Records to use:
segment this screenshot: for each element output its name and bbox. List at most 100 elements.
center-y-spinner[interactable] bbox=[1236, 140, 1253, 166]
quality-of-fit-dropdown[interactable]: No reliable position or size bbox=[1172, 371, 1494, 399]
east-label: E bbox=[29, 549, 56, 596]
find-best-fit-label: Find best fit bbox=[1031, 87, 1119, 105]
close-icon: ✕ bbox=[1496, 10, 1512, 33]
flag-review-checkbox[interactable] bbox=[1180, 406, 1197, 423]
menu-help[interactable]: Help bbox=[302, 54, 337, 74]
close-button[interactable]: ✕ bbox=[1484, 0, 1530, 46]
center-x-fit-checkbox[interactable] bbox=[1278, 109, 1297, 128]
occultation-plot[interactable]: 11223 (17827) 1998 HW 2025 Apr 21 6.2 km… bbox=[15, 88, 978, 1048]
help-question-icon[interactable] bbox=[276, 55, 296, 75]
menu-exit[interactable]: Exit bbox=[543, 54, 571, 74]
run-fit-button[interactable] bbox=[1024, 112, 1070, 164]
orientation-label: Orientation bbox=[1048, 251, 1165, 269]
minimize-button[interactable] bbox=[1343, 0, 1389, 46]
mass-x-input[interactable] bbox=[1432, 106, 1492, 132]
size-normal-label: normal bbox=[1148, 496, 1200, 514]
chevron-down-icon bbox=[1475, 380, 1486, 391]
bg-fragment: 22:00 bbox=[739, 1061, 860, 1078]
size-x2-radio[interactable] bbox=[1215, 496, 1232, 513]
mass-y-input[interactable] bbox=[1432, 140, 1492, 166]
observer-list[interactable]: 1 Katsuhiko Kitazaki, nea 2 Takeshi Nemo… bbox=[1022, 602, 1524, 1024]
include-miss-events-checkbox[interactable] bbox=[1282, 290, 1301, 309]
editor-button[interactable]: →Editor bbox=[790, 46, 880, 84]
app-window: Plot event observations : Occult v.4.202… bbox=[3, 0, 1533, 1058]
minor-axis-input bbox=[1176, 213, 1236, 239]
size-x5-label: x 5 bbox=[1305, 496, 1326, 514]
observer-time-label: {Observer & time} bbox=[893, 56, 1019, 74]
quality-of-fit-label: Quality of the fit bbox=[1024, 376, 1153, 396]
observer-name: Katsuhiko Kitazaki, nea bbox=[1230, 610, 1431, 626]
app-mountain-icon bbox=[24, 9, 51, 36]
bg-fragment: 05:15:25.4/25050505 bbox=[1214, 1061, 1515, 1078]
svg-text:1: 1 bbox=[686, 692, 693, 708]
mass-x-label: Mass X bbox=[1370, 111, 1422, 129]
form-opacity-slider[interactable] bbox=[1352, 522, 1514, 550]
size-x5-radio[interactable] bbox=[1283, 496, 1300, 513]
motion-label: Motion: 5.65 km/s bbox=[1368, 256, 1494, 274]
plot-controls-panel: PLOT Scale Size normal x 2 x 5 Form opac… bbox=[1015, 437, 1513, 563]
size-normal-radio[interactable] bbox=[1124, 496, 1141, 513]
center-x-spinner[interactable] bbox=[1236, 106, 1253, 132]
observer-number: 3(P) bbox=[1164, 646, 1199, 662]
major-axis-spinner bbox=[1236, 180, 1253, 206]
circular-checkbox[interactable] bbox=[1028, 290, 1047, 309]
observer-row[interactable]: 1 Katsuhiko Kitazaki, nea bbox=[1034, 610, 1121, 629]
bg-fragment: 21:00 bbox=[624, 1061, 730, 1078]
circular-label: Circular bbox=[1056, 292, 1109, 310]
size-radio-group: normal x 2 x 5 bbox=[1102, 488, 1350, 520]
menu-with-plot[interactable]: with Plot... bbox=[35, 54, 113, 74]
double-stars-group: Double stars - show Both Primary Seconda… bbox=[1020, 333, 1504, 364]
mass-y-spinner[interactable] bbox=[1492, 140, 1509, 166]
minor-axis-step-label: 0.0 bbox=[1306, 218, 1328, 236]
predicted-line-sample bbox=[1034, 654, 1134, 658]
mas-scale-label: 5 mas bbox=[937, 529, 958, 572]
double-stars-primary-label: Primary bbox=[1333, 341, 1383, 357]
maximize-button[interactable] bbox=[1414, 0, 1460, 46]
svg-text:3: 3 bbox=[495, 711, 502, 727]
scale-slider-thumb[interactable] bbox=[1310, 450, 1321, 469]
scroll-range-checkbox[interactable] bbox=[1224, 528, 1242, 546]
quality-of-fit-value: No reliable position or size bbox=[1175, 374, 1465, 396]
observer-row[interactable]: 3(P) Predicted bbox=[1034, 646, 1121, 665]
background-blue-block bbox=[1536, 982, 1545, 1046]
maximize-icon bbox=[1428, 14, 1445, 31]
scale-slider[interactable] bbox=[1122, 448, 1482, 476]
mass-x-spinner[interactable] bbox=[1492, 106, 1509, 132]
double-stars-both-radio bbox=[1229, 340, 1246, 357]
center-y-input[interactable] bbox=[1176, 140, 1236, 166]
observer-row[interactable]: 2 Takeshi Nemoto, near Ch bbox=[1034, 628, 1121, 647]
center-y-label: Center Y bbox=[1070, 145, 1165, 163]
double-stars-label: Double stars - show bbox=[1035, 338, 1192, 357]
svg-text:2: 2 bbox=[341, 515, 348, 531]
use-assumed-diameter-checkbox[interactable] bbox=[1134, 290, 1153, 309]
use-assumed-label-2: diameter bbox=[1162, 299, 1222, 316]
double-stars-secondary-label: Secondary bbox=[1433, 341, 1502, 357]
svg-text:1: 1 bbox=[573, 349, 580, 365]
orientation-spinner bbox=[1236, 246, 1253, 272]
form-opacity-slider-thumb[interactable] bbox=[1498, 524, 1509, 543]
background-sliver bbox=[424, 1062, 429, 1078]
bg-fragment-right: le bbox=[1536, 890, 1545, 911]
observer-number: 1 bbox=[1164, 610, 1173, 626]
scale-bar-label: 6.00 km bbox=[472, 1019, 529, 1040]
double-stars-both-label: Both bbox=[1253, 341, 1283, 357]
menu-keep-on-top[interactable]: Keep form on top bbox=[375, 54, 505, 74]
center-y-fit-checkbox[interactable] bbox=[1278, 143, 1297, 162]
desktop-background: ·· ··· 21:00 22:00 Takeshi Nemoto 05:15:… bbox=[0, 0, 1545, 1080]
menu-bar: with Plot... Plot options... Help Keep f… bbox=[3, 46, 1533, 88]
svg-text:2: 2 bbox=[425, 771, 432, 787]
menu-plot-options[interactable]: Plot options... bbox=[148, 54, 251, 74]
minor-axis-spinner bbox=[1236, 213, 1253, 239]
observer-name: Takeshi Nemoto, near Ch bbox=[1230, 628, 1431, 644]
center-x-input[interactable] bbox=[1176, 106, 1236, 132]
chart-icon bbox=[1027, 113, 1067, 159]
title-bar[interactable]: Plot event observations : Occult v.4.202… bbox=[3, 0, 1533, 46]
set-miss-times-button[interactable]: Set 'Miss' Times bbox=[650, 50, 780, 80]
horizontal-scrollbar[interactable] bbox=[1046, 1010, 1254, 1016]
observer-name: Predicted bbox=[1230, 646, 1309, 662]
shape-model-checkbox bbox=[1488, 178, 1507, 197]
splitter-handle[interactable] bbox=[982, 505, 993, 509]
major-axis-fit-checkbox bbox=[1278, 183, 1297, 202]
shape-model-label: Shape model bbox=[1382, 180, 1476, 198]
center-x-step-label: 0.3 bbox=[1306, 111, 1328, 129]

Instructions for the task:
Quote the material above word for word, from its beginning through the line that contains "close-icon: ✕ bbox=[1496, 10, 1512, 33]", including that line.

Reply:
segment this screenshot: for each element output its name and bbox. List at most 100 elements.
center-y-spinner[interactable] bbox=[1236, 140, 1253, 166]
quality-of-fit-dropdown[interactable]: No reliable position or size bbox=[1172, 371, 1494, 399]
east-label: E bbox=[29, 549, 56, 596]
find-best-fit-label: Find best fit bbox=[1031, 87, 1119, 105]
close-icon: ✕ bbox=[1496, 10, 1512, 33]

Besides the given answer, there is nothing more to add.